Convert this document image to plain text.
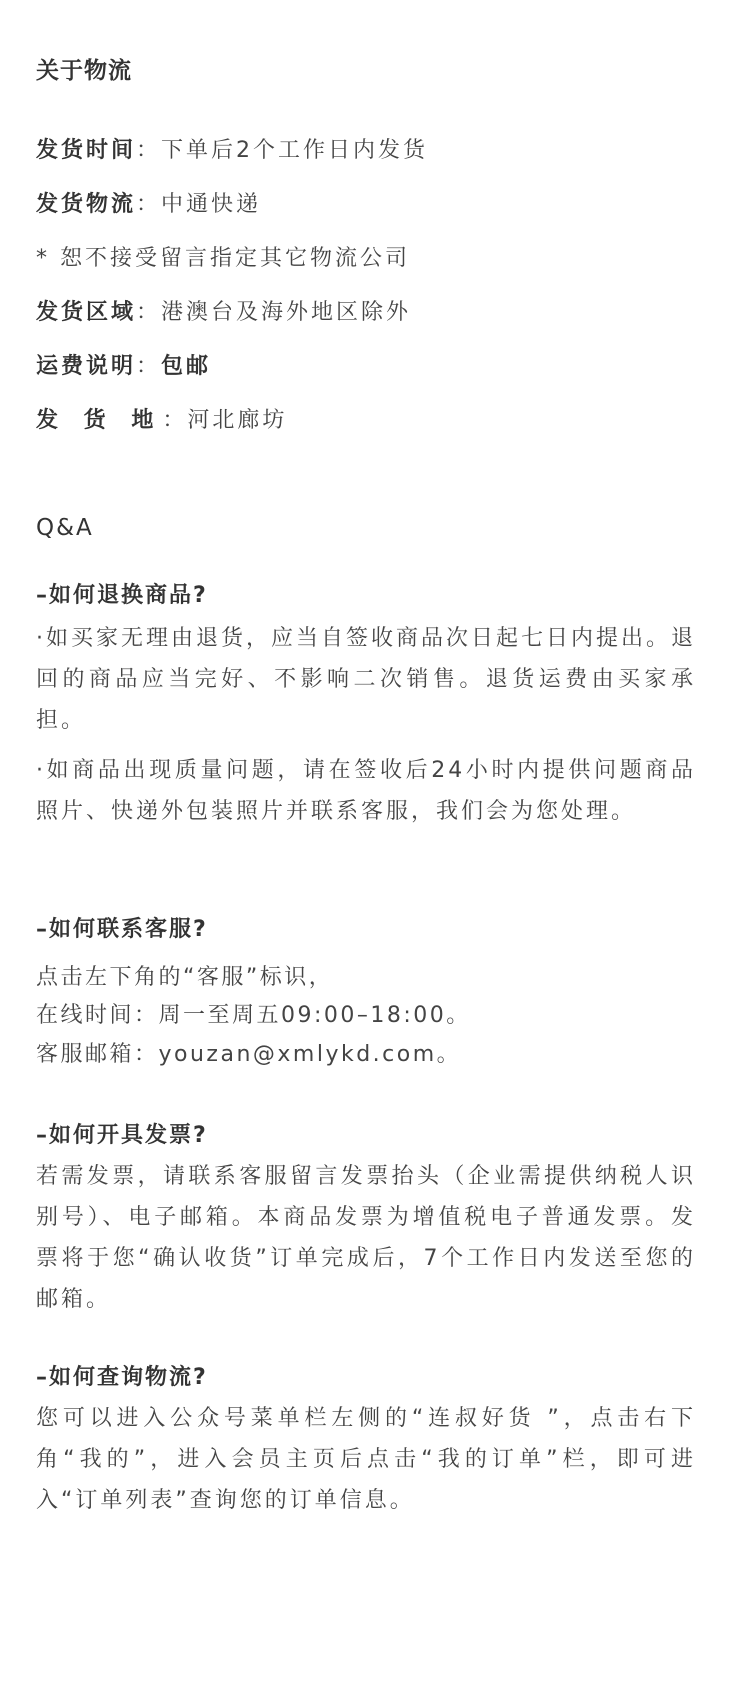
关于物流
发货时间：下单后2个工作日内发货
发货物流：中通快递
* 恕不接受留言指定其它物流公司
发货区域：港澳台及海外地区除外
运费说明：包邮
发 货 地：河北廊坊
Q&A
–如何退换商品?
·如买家无理由退货，应当自签收商品次日起七日内提出。退回的商品应当完好、不影响二次销售。退货运费由买家承担。
·如商品出现质量问题，请在签收后24小时内提供问题商品照片、快递外包装照片并联系客服，我们会为您处理。
–如何联系客服?
点击左下角的“客服”标识，
在线时间：周一至周五09:00–18:00。
客服邮箱：youzan@xmlykd.com。
–如何开具发票?
若需发票，请联系客服留言发票抬头（企业需提供纳税人识别号）、电子邮箱。本商品发票为增值税电子普通发票。发票将于您“确认收货”订单完成后，7个工作日内发送至您的邮箱。
–如何查询物流?
您可以进入公众号菜单栏左侧的“连叔好货 ”，点击右下角“我的”，进入会员主页后点击“我的订单”栏，即可进入“订单列表”查询您的订单信息。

_ _ _ _

**AIM OF THE TASK**
Print the records word for word and exclude any picture they hold.

**TASK RESPONSE**
Convert this document image to plain text.
关于物流
发货时间：下单后2个工作日内发货
发货物流：中通快递
* 恕不接受留言指定其它物流公司
发货区域：港澳台及海外地区除外
运费说明：包邮
发 货 地：河北廊坊
Q&A
–如何退换商品?
·如买家无理由退货，应当自签收商品次日起七日内提出。退回的商品应当完好、不影响二次销售。退货运费由买家承担。
·如商品出现质量问题，请在签收后24小时内提供问题商品照片、快递外包装照片并联系客服，我们会为您处理。
–如何联系客服?
点击左下角的“客服”标识，
在线时间：周一至周五09:00–18:00。
客服邮箱：youzan@xmlykd.com。
–如何开具发票?
若需发票，请联系客服留言发票抬头（企业需提供纳税人识别号）、电子邮箱。本商品发票为增值税电子普通发票。发票将于您“确认收货”订单完成后，7个工作日内发送至您的邮箱。
–如何查询物流?
您可以进入公众号菜单栏左侧的“连叔好货 ”，点击右下角“我的”，进入会员主页后点击“我的订单”栏，即可进入“订单列表”查询您的订单信息。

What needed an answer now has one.